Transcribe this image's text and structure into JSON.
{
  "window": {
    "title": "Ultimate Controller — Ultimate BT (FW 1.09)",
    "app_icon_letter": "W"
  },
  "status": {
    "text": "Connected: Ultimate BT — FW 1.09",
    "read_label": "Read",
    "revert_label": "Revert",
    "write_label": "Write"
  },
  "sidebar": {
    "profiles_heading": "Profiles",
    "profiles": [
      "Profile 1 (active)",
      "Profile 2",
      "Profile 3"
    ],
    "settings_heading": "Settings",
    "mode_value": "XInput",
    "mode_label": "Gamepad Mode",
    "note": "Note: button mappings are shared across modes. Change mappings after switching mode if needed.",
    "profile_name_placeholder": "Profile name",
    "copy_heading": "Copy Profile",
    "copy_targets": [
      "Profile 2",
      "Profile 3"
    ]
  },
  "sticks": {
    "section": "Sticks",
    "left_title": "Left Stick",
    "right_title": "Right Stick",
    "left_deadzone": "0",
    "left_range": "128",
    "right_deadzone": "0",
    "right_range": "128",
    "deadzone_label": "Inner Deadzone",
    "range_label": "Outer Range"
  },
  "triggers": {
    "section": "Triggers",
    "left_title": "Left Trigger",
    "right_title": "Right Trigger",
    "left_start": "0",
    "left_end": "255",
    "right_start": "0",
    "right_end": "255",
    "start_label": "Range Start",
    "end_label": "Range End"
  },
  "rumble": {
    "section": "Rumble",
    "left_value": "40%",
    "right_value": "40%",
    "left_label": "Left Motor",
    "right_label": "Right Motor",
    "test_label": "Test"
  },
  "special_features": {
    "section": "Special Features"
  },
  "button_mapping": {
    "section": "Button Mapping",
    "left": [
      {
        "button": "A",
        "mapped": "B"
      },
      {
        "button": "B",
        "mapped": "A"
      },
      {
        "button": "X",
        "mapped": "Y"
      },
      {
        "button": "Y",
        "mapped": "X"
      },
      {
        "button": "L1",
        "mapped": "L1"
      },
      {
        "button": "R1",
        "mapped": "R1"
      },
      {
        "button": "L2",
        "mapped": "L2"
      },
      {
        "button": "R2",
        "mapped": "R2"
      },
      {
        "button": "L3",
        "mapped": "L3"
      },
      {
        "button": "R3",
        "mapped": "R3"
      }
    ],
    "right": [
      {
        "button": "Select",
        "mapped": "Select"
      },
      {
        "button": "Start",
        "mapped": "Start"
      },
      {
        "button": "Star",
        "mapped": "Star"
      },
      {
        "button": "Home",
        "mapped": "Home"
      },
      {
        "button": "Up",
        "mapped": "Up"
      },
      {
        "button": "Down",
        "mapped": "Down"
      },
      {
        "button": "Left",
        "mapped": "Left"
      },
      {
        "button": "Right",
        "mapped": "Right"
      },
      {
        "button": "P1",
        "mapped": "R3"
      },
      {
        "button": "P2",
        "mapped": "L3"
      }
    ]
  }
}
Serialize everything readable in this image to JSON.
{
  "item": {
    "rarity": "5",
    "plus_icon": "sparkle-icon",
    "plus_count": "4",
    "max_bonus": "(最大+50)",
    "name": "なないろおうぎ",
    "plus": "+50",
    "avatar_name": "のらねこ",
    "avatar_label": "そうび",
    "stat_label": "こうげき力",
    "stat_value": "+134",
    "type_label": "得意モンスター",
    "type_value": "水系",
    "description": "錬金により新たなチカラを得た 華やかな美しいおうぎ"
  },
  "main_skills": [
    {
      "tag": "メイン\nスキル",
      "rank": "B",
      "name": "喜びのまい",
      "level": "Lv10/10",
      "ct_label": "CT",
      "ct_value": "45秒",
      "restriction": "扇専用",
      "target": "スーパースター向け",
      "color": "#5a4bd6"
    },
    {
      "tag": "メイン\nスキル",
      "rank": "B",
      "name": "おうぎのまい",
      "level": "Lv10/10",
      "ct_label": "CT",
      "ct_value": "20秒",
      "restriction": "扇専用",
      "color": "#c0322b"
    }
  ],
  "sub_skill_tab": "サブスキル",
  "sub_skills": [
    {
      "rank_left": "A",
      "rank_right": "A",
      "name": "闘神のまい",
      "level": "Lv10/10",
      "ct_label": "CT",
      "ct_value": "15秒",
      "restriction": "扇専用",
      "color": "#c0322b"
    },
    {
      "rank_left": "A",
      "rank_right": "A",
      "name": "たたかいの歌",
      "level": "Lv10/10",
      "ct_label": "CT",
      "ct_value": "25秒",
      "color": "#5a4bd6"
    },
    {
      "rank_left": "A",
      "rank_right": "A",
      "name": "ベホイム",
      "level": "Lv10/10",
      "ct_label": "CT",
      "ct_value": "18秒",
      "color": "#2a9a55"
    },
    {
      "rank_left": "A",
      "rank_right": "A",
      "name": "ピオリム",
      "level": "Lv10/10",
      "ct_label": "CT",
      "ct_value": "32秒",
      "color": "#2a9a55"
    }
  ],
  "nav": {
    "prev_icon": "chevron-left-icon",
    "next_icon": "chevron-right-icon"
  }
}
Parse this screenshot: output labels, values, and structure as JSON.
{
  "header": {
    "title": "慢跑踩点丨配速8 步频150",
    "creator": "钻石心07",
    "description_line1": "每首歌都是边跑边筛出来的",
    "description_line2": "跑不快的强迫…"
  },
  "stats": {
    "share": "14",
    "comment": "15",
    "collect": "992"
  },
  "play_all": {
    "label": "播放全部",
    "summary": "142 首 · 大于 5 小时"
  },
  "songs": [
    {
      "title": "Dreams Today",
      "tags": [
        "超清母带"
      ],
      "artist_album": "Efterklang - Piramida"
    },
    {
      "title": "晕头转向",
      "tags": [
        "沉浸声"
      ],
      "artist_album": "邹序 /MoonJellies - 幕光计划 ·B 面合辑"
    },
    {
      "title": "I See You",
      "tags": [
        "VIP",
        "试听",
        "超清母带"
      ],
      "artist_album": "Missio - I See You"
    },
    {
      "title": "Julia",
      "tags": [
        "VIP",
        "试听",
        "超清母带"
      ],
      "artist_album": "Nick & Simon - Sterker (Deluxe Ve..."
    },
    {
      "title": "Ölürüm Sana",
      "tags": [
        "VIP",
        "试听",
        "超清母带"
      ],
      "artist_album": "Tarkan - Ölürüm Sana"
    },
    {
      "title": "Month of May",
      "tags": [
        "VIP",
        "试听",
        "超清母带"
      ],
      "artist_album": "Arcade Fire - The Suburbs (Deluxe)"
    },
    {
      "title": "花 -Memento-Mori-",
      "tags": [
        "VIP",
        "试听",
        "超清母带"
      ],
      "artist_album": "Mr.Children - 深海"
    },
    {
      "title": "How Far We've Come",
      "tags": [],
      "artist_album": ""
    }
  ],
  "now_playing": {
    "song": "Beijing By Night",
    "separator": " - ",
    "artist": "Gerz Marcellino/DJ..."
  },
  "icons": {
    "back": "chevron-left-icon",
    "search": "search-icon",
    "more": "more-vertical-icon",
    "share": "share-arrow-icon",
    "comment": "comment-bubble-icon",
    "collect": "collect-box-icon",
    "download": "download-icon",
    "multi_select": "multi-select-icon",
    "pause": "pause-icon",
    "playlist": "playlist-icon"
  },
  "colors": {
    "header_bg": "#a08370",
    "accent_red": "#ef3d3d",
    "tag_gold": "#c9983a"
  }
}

------------------------------------

WHAT IS NEEDED:
Every line of the records that includes the word "JSON" should be gathered.

COMPLETED EXERCISE:
Transcribe this image's text and structure into JSON.
Serialize everything readable in this image to JSON.
Parse this screenshot: output labels, values, and structure as JSON.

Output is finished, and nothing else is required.